> _TRY IT_
Give back the full data, unchanged and complete.
----
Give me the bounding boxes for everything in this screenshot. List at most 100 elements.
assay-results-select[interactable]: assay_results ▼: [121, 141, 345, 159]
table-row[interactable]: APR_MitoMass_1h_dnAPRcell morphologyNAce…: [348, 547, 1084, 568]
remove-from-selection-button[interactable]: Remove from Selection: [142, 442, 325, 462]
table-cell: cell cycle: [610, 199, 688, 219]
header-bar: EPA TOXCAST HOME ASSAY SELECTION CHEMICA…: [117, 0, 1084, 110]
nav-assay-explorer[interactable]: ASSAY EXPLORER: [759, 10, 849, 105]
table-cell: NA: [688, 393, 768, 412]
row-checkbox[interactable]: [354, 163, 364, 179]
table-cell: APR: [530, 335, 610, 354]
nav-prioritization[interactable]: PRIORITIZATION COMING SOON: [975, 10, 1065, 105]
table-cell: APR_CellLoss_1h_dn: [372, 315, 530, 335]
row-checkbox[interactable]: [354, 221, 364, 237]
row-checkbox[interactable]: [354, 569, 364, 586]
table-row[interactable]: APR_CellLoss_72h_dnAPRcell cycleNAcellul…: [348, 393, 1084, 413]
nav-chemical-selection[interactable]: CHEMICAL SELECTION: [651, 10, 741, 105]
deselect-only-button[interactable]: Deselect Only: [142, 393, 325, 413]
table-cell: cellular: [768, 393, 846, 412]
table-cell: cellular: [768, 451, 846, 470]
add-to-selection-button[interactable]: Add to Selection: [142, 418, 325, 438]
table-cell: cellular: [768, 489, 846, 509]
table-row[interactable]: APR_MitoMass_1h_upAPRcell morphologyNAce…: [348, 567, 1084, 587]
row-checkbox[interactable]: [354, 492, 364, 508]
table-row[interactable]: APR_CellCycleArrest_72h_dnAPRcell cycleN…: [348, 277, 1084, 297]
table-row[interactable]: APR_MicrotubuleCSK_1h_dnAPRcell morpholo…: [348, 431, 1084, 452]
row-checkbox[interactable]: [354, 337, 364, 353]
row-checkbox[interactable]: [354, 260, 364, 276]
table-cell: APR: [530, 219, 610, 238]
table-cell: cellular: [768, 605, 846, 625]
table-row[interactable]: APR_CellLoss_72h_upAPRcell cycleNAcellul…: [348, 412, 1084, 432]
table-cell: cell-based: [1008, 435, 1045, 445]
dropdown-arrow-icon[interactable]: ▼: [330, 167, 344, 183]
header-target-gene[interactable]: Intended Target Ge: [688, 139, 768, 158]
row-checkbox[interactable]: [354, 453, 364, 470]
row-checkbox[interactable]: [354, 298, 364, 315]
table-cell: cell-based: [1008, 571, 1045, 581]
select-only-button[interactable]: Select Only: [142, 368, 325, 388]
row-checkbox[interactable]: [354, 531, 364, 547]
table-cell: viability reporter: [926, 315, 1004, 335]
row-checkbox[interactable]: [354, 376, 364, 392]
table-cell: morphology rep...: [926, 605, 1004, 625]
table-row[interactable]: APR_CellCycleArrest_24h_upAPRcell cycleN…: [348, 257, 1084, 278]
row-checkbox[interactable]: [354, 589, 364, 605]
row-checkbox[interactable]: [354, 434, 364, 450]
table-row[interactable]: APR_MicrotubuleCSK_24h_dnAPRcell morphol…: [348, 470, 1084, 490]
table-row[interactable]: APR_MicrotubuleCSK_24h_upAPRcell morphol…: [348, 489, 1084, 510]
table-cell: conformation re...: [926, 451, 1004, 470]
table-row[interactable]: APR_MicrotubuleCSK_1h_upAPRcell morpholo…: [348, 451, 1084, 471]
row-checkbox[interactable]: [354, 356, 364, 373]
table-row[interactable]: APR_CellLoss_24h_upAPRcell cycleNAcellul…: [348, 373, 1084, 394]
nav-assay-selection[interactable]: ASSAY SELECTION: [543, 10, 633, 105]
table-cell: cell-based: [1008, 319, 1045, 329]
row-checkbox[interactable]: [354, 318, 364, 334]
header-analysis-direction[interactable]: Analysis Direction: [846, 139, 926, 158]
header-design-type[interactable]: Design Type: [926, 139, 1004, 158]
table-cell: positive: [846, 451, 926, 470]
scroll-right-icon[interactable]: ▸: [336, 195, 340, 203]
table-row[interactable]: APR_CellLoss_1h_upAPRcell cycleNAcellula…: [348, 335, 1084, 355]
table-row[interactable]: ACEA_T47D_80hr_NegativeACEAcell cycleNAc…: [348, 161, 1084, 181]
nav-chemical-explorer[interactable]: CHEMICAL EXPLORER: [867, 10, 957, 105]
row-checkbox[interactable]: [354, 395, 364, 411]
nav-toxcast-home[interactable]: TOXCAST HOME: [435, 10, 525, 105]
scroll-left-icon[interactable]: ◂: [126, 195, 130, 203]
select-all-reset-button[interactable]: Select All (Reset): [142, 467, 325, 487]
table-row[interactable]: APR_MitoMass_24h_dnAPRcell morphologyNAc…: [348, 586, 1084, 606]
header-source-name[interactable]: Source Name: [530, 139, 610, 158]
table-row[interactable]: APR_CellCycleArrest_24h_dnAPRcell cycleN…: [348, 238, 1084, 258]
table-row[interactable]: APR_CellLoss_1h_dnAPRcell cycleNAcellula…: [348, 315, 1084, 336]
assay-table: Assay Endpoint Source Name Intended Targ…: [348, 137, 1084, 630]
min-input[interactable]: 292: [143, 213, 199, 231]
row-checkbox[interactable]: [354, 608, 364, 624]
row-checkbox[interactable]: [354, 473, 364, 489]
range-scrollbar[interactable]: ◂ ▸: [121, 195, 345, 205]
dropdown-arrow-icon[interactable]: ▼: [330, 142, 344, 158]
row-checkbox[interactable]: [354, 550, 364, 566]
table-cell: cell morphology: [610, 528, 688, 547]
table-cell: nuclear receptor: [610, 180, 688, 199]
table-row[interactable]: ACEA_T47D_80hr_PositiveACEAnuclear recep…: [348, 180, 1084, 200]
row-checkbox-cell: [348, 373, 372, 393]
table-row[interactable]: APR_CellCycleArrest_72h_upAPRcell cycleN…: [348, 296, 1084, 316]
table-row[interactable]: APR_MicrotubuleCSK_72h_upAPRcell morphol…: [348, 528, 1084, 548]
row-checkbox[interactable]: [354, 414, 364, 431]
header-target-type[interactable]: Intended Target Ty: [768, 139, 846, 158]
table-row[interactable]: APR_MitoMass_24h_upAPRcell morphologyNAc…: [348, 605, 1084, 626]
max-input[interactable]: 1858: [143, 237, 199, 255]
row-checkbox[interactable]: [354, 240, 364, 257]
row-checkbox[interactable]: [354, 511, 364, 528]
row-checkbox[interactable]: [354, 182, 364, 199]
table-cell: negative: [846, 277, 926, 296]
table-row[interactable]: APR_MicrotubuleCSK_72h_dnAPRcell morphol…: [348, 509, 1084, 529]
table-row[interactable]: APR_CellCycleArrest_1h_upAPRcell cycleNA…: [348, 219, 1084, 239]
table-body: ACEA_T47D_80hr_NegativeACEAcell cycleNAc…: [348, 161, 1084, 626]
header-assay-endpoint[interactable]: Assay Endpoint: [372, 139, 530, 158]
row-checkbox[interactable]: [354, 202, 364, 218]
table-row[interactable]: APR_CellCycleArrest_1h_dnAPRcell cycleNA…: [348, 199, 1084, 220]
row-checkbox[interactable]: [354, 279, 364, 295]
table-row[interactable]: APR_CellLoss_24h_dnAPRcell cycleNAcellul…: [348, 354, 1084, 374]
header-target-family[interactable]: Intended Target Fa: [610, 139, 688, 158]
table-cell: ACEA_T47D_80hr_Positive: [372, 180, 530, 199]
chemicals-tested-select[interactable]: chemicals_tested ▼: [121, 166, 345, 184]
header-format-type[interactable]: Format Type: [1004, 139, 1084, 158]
----
> _SOLUTION FOR THIS EXERCISE_
Give me the bounding boxes for everything in this screenshot. List at most 100 elements.
assay-results-select[interactable]: assay_results ▼: [121, 141, 345, 159]
table-row[interactable]: APR_MitoMass_1h_dnAPRcell morphologyNAce…: [348, 547, 1084, 568]
remove-from-selection-button[interactable]: Remove from Selection: [142, 442, 325, 462]
table-cell: cell cycle: [610, 199, 688, 219]
header-bar: EPA TOXCAST HOME ASSAY SELECTION CHEMICA…: [117, 0, 1084, 110]
nav-assay-explorer[interactable]: ASSAY EXPLORER: [759, 10, 849, 105]
table-cell: NA: [688, 393, 768, 412]
row-checkbox[interactable]: [354, 163, 364, 179]
table-cell: APR: [530, 335, 610, 354]
nav-prioritization[interactable]: PRIORITIZATION COMING SOON: [975, 10, 1065, 105]
table-cell: APR_CellLoss_1h_dn: [372, 315, 530, 335]
row-checkbox[interactable]: [354, 221, 364, 237]
row-checkbox[interactable]: [354, 569, 364, 586]
table-row[interactable]: APR_CellLoss_72h_dnAPRcell cycleNAcellul…: [348, 393, 1084, 413]
nav-chemical-selection[interactable]: CHEMICAL SELECTION: [651, 10, 741, 105]
deselect-only-button[interactable]: Deselect Only: [142, 393, 325, 413]
table-cell: cellular: [768, 393, 846, 412]
table-cell: cellular: [768, 451, 846, 470]
add-to-selection-button[interactable]: Add to Selection: [142, 418, 325, 438]
table-cell: cellular: [768, 489, 846, 509]
table-row[interactable]: APR_MitoMass_1h_upAPRcell morphologyNAce…: [348, 567, 1084, 587]
row-checkbox[interactable]: [354, 492, 364, 508]
table-row[interactable]: APR_CellCycleArrest_72h_dnAPRcell cycleN…: [348, 277, 1084, 297]
table-row[interactable]: APR_MicrotubuleCSK_1h_dnAPRcell morpholo…: [348, 431, 1084, 452]
row-checkbox[interactable]: [354, 337, 364, 353]
row-checkbox[interactable]: [354, 260, 364, 276]
table-cell: APR: [530, 219, 610, 238]
table-cell: cellular: [768, 605, 846, 625]
table-row[interactable]: APR_CellLoss_72h_upAPRcell cycleNAcellul…: [348, 412, 1084, 432]
table-cell: cell-based: [1008, 435, 1045, 445]
dropdown-arrow-icon[interactable]: ▼: [330, 167, 344, 183]
header-target-gene[interactable]: Intended Target Ge: [688, 139, 768, 158]
row-checkbox[interactable]: [354, 453, 364, 470]
row-checkbox[interactable]: [354, 298, 364, 315]
table-cell: cell-based: [1008, 571, 1045, 581]
select-only-button[interactable]: Select Only: [142, 368, 325, 388]
row-checkbox[interactable]: [354, 531, 364, 547]
table-cell: viability reporter: [926, 315, 1004, 335]
row-checkbox[interactable]: [354, 376, 364, 392]
table-cell: morphology rep...: [926, 605, 1004, 625]
table-row[interactable]: APR_CellCycleArrest_24h_upAPRcell cycleN…: [348, 257, 1084, 278]
row-checkbox[interactable]: [354, 589, 364, 605]
row-checkbox[interactable]: [354, 434, 364, 450]
table-row[interactable]: APR_MicrotubuleCSK_24h_dnAPRcell morphol…: [348, 470, 1084, 490]
table-row[interactable]: APR_MicrotubuleCSK_24h_upAPRcell morphol…: [348, 489, 1084, 510]
table-cell: conformation re...: [926, 451, 1004, 470]
table-row[interactable]: APR_MicrotubuleCSK_1h_upAPRcell morpholo…: [348, 451, 1084, 471]
row-checkbox[interactable]: [354, 356, 364, 373]
table-row[interactable]: APR_CellLoss_24h_upAPRcell cycleNAcellul…: [348, 373, 1084, 394]
nav-assay-selection[interactable]: ASSAY SELECTION: [543, 10, 633, 105]
table-cell: cell-based: [1008, 319, 1045, 329]
row-checkbox[interactable]: [354, 318, 364, 334]
header-analysis-direction[interactable]: Analysis Direction: [846, 139, 926, 158]
header-design-type[interactable]: Design Type: [926, 139, 1004, 158]
table-cell: positive: [846, 451, 926, 470]
scroll-right-icon[interactable]: ▸: [336, 195, 340, 203]
table-row[interactable]: APR_CellLoss_1h_upAPRcell cycleNAcellula…: [348, 335, 1084, 355]
table-row[interactable]: ACEA_T47D_80hr_NegativeACEAcell cycleNAc…: [348, 161, 1084, 181]
nav-chemical-explorer[interactable]: CHEMICAL EXPLORER: [867, 10, 957, 105]
row-checkbox[interactable]: [354, 395, 364, 411]
nav-toxcast-home[interactable]: TOXCAST HOME: [435, 10, 525, 105]
scroll-left-icon[interactable]: ◂: [126, 195, 130, 203]
select-all-reset-button[interactable]: Select All (Reset): [142, 467, 325, 487]
table-row[interactable]: APR_MitoMass_24h_dnAPRcell morphologyNAc…: [348, 586, 1084, 606]
header-source-name[interactable]: Source Name: [530, 139, 610, 158]
table-row[interactable]: APR_CellCycleArrest_24h_dnAPRcell cycleN…: [348, 238, 1084, 258]
table-row[interactable]: APR_CellLoss_1h_dnAPRcell cycleNAcellula…: [348, 315, 1084, 336]
assay-table: Assay Endpoint Source Name Intended Targ…: [348, 137, 1084, 630]
min-input[interactable]: 292: [143, 213, 199, 231]
row-checkbox[interactable]: [354, 608, 364, 624]
row-checkbox[interactable]: [354, 473, 364, 489]
range-scrollbar[interactable]: ◂ ▸: [121, 195, 345, 205]
dropdown-arrow-icon[interactable]: ▼: [330, 142, 344, 158]
row-checkbox[interactable]: [354, 550, 364, 566]
table-cell: cell morphology: [610, 528, 688, 547]
table-cell: nuclear receptor: [610, 180, 688, 199]
table-row[interactable]: ACEA_T47D_80hr_PositiveACEAnuclear recep…: [348, 180, 1084, 200]
row-checkbox-cell: [348, 373, 372, 393]
table-row[interactable]: APR_CellCycleArrest_72h_upAPRcell cycleN…: [348, 296, 1084, 316]
table-row[interactable]: APR_MicrotubuleCSK_72h_upAPRcell morphol…: [348, 528, 1084, 548]
row-checkbox[interactable]: [354, 414, 364, 431]
header-target-type[interactable]: Intended Target Ty: [768, 139, 846, 158]
table-row[interactable]: APR_MitoMass_24h_upAPRcell morphologyNAc…: [348, 605, 1084, 626]
max-input[interactable]: 1858: [143, 237, 199, 255]
row-checkbox[interactable]: [354, 240, 364, 257]
row-checkbox[interactable]: [354, 511, 364, 528]
row-checkbox[interactable]: [354, 182, 364, 199]
table-cell: negative: [846, 277, 926, 296]
table-row[interactable]: APR_MicrotubuleCSK_72h_dnAPRcell morphol…: [348, 509, 1084, 529]
table-row[interactable]: APR_CellCycleArrest_1h_upAPRcell cycleNA…: [348, 219, 1084, 239]
table-body: ACEA_T47D_80hr_NegativeACEAcell cycleNAc…: [348, 161, 1084, 626]
header-assay-endpoint[interactable]: Assay Endpoint: [372, 139, 530, 158]
row-checkbox[interactable]: [354, 202, 364, 218]
table-row[interactable]: APR_CellCycleArrest_1h_dnAPRcell cycleNA…: [348, 199, 1084, 220]
row-checkbox[interactable]: [354, 279, 364, 295]
table-row[interactable]: APR_CellLoss_24h_dnAPRcell cycleNAcellul…: [348, 354, 1084, 374]
header-target-family[interactable]: Intended Target Fa: [610, 139, 688, 158]
table-cell: ACEA_T47D_80hr_Positive: [372, 180, 530, 199]
chemicals-tested-select[interactable]: chemicals_tested ▼: [121, 166, 345, 184]
header-format-type[interactable]: Format Type: [1004, 139, 1084, 158]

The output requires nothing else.